[start Data records]

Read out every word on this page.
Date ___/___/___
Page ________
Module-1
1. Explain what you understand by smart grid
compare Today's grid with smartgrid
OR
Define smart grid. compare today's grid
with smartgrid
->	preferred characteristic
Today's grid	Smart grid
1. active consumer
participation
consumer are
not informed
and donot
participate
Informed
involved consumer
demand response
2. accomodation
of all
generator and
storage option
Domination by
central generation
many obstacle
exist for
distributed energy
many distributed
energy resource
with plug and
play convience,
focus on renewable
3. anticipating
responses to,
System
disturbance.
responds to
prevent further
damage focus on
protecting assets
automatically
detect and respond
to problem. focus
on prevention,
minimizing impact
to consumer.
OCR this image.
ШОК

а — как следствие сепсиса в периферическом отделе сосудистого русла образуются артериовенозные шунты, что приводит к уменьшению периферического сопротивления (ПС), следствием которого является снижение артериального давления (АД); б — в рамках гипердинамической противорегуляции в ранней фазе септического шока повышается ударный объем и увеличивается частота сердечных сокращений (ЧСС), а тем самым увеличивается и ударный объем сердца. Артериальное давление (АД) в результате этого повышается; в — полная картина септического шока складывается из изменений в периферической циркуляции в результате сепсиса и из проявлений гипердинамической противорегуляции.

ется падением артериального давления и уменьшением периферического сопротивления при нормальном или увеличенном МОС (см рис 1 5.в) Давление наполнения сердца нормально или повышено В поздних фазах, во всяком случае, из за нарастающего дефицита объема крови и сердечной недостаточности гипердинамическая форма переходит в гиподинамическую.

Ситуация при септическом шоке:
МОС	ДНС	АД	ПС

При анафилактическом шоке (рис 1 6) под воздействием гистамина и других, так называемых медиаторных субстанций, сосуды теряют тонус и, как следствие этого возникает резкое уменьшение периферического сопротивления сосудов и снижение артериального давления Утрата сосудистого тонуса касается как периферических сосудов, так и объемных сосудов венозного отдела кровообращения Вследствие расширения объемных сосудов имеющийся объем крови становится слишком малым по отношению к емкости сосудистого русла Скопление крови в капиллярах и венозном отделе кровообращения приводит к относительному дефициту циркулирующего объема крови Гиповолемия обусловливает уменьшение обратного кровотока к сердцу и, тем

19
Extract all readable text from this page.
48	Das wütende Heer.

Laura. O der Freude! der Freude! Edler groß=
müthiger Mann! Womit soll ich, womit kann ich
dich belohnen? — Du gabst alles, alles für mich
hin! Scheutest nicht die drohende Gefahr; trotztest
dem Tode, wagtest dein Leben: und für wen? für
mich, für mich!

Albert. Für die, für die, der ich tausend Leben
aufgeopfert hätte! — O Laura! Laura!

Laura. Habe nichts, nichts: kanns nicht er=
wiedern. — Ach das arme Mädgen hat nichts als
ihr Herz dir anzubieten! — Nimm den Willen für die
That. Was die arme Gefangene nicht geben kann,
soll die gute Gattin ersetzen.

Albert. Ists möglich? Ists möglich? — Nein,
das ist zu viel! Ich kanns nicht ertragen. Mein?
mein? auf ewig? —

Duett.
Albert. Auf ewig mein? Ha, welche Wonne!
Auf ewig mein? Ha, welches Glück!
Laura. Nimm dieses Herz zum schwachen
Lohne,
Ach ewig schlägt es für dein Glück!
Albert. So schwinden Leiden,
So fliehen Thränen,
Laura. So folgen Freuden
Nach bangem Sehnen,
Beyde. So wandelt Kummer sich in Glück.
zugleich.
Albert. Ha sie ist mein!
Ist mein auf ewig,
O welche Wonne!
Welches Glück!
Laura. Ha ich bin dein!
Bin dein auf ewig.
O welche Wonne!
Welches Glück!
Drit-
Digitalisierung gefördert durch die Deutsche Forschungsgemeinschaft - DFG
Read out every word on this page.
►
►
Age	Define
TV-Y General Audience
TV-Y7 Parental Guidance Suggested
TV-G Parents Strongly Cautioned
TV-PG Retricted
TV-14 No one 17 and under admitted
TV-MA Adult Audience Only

[end Data records]

_Directions for this task:_
Return all the data exactly as given.

_Right answer:_
Read out every word on this page.
Date ___/___/___
Page ________
Module-1
1. Explain what you understand by smart grid
compare Today's grid with smartgrid
OR
Define smart grid. compare today's grid
with smartgrid
->	preferred characteristic
Today's grid	Smart grid
1. active consumer
participation
consumer are
not informed
and donot
participate
Informed
involved consumer
demand response
2. accomodation
of all
generator and
storage option
Domination by
central generation
many obstacle
exist for
distributed energy
many distributed
energy resource
with plug and
play convience,
focus on renewable
3. anticipating
responses to,
System
disturbance.
responds to
prevent further
damage focus on
protecting assets
automatically
detect and respond
to problem. focus
on prevention,
minimizing impact
to consumer.
OCR this image.
ШОК

а — как следствие сепсиса в периферическом отделе сосудистого русла образуются артериовенозные шунты, что приводит к уменьшению периферического сопротивления (ПС), следствием которого является снижение артериального давления (АД); б — в рамках гипердинамической противорегуляции в ранней фазе септического шока повышается ударный объем и увеличивается частота сердечных сокращений (ЧСС), а тем самым увеличивается и ударный объем сердца. Артериальное давление (АД) в результате этого повышается; в — полная картина септического шока складывается из изменений в периферической циркуляции в результате сепсиса и из проявлений гипердинамической противорегуляции.

ется падением артериального давления и уменьшением периферического сопротивления при нормальном или увеличенном МОС (см рис 1 5.в) Давление наполнения сердца нормально или повышено В поздних фазах, во всяком случае, из за нарастающего дефицита объема крови и сердечной недостаточности гипердинамическая форма переходит в гиподинамическую.

Ситуация при септическом шоке:
МОС	ДНС	АД	ПС

При анафилактическом шоке (рис 1 6) под воздействием гистамина и других, так называемых медиаторных субстанций, сосуды теряют тонус и, как следствие этого возникает резкое уменьшение периферического сопротивления сосудов и снижение артериального давления Утрата сосудистого тонуса касается как периферических сосудов, так и объемных сосудов венозного отдела кровообращения Вследствие расширения объемных сосудов имеющийся объем крови становится слишком малым по отношению к емкости сосудистого русла Скопление крови в капиллярах и венозном отделе кровообращения приводит к относительному дефициту циркулирующего объема крови Гиповолемия обусловливает уменьшение обратного кровотока к сердцу и, тем

19
Extract all readable text from this page.
48	Das wütende Heer.

Laura. O der Freude! der Freude! Edler groß=
müthiger Mann! Womit soll ich, womit kann ich
dich belohnen? — Du gabst alles, alles für mich
hin! Scheutest nicht die drohende Gefahr; trotztest
dem Tode, wagtest dein Leben: und für wen? für
mich, für mich!

Albert. Für die, für die, der ich tausend Leben
aufgeopfert hätte! — O Laura! Laura!

Laura. Habe nichts, nichts: kanns nicht er=
wiedern. — Ach das arme Mädgen hat nichts als
ihr Herz dir anzubieten! — Nimm den Willen für die
That. Was die arme Gefangene nicht geben kann,
soll die gute Gattin ersetzen.

Albert. Ists möglich? Ists möglich? — Nein,
das ist zu viel! Ich kanns nicht ertragen. Mein?
mein? auf ewig? —

Duett.
Albert. Auf ewig mein? Ha, welche Wonne!
Auf ewig mein? Ha, welches Glück!
Laura. Nimm dieses Herz zum schwachen
Lohne,
Ach ewig schlägt es für dein Glück!
Albert. So schwinden Leiden,
So fliehen Thränen,
Laura. So folgen Freuden
Nach bangem Sehnen,
Beyde. So wandelt Kummer sich in Glück.
zugleich.
Albert. Ha sie ist mein!
Ist mein auf ewig,
O welche Wonne!
Welches Glück!
Laura. Ha ich bin dein!
Bin dein auf ewig.
O welche Wonne!
Welches Glück!
Drit-
Digitalisierung gefördert durch die Deutsche Forschungsgemeinschaft - DFG
Read out every word on this page.
►
►
Age	Define
TV-Y General Audience
TV-Y7 Parental Guidance Suggested
TV-G Parents Strongly Cautioned
TV-PG Retricted
TV-14 No one 17 and under admitted
TV-MA Adult Audience Only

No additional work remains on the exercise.